_PASSAGE PROVIDED_.
┄┄┄┄┄┄

Keyflower: The Merchants
Keyflower has become one of my all time favorite games. The base game has an incredible amount of variety and when the first expansion, The Farmers, was announced I didn’t feel the need to introduce more variety into a game that I was still exploring. The second expansion, The Merchants, has weakened my resolve to resist expanding Keyflower.
Both expansions add in new scoring opportunities that aren’t as dependent on the Fall and Winter seasons. But where The Farmers introduced new resources for the players to manage (animals and wheat), The Merchants provides some added flexibility.
First up are Cabins which arrive by boat and increase the number of upgrades that your home tile will provide. To capitalize on that Extensions let you upgrade a tile for a second time (double its points) but it locks in that tile to a specific color meaning that only that color of workers can be placed there. Last up are Contracts which can be acquired by boat and some new village tiles. Contracts indicate a set of resources that, if allocated at the end of the game, will score 7 points. They are somewhat similar to winter tiles but can only be scored once. However, Contracts can also be discarded during the game to acquire one of the indicated resources.

┄┄┄┄┄┄

_DATA SUPPLIED_.
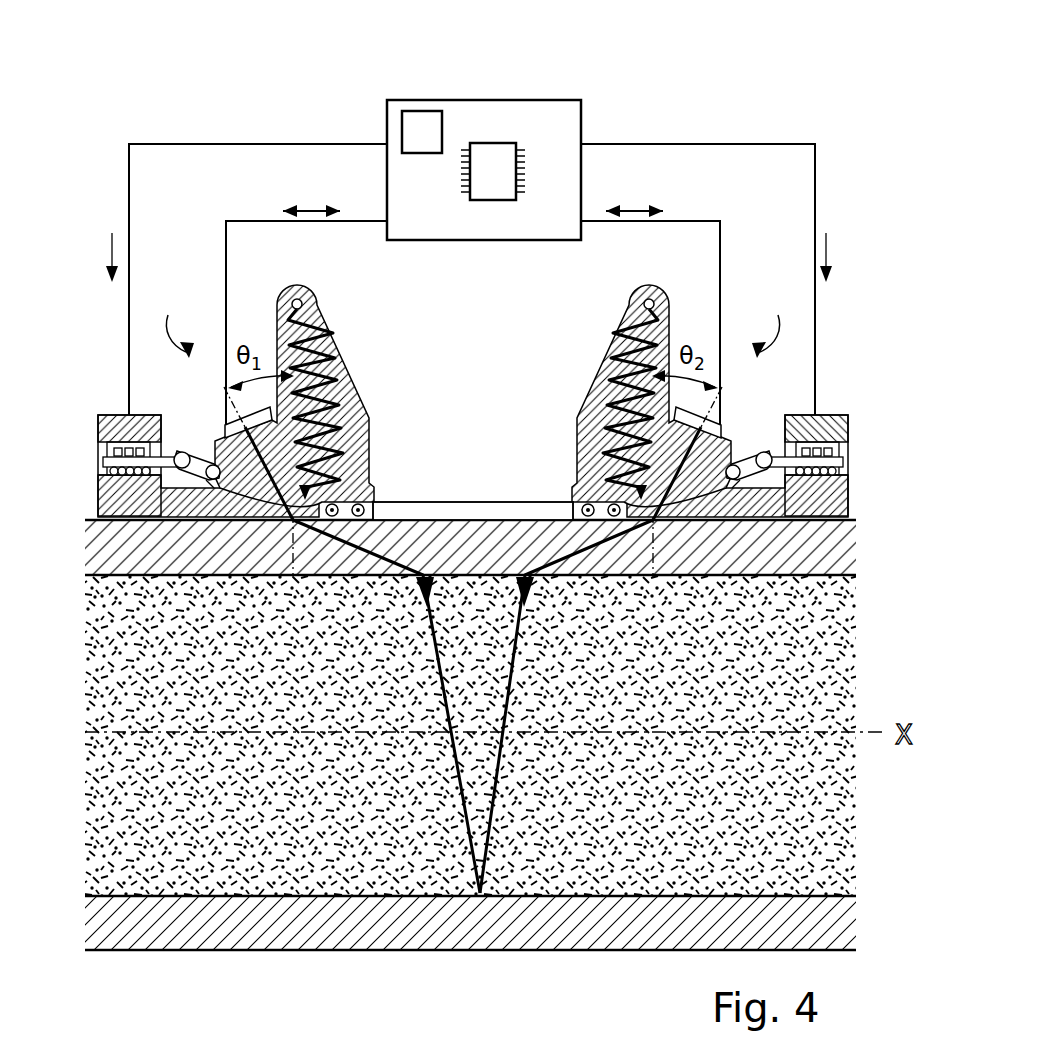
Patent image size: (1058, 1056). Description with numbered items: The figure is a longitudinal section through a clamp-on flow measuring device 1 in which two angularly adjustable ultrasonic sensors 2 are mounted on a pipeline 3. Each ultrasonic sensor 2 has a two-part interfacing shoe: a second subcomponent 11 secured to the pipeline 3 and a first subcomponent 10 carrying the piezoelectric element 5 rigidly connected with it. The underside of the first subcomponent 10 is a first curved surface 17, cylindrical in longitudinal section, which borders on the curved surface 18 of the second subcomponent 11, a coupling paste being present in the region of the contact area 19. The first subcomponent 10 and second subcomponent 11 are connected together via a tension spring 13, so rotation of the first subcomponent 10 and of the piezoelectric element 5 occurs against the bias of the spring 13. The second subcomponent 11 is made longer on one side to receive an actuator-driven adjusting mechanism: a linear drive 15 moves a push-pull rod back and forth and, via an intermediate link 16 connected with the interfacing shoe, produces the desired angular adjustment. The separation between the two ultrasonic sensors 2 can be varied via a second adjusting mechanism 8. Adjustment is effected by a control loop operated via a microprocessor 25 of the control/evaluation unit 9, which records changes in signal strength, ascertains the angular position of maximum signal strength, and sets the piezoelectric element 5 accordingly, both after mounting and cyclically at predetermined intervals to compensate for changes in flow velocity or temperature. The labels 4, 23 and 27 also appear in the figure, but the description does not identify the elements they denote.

The flow measuring device 1 is at (711, 81).
The ultrasonic sensor 2 is at (472, 321).
The pipeline 3 is at (237, 925).
The solid material to be cut 4 is at (357, 862).
The piezoelectric element 5 is at (223, 433).
The second adjusting mechanism 8 is at (482, 505).
The control/evaluation unit 9 is at (552, 120).
The first subcomponent 10 is at (353, 404).
The second subcomponent 11 is at (127, 498).
The tension spring 13 is at (315, 348).
The linear drive 15 is at (118, 447).
The intermediate link 16 is at (198, 458).
The first curved surface 17 is at (360, 498).
The curved surface 18 is at (245, 486).
The contact area 19 is at (337, 450).
The window plate 23 is at (473, 511).
The microprocessor 25 is at (490, 150).
The sensor / memory module 27 is at (430, 122).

┄┄┄┄┄┄

_GIVEN PROBLEM A_. Using the Keyflower review, decide whether each statement agrees with it, and back each yes or no with the deciding words quoted from the review: (i) The Merchants adds animals and wheat as new resources. (ii) A Contract can be scored only once. (iii) An Extension doubles a tile's points.
_GIVEN PROBLEM B_. Rewrite the records from their start through the line with "The first subcomponent 10 is at (353, 404).", replacing "longitudinal section" with "lengthwise section" and keeping everything else the same. Leave out the pictures.
The review and the records were taken from separate sources.

_RIGHT ANSWER A_.
(i) No: "But where The Farmers introduced new resources for the players to manage (animals and wheat), The Merchants provides some added flexibility."
(ii) Yes: "They are somewhat similar to winter tiles but can only be scored once."
(iii) Yes: "Extensions let you upgrade a tile for a second time (double its points)"

_RIGHT ANSWER B_.
Patent image size: (1058, 1056). Description with numbered items: The figure is a lengthwise section through a clamp-on flow measuring device 1 in which two angularly adjustable ultrasonic sensors 2 are mounted on a pipeline 3. Each ultrasonic sensor 2 has a two-part interfacing shoe: a second subcomponent 11 secured to the pipeline 3 and a first subcomponent 10 carrying the piezoelectric element 5 rigidly connected with it. The underside of the first subcomponent 10 is a first curved surface 17, cylindrical in lengthwise section, which borders on the curved surface 18 of the second subcomponent 11, a coupling paste being present in the region of the contact area 19. The first subcomponent 10 and second subcomponent 11 are connected together via a tension spring 13, so rotation of the first subcomponent 10 and of the piezoelectric element 5 occurs against the bias of the spring 13. The second subcomponent 11 is made longer on one side to receive an actuator-driven adjusting mechanism: a linear drive 15 moves a push-pull rod back and forth and, via an intermediate link 16 connected with the interfacing shoe, produces the desired angular adjustment. The separation between the two ultrasonic sensors 2 can be varied via a second adjusting mechanism 8. Adjustment is effected by a control loop operated via a microprocessor 25 of the control/evaluation unit 9, which records changes in signal strength, ascertains the angular position of maximum signal strength, and sets the piezoelectric element 5 accordingly, both after mounting and cyclically at predetermined intervals to compensate for changes in flow velocity or temperature. The labels 4, 23 and 27 also appear in the figure, but the description does not identify the elements they denote.

The flow measuring device 1 is at (711, 81).
The ultrasonic sensor 2 is at (472, 321).
The pipeline 3 is at (237, 925).
The solid material to be cut 4 is at (357, 862).
The piezoelectric element 5 is at (223, 433).
The second adjusting mechanism 8 is at (482, 505).
The control/evaluation unit 9 is at (552, 120).
The first subcomponent 10 is at (353, 404).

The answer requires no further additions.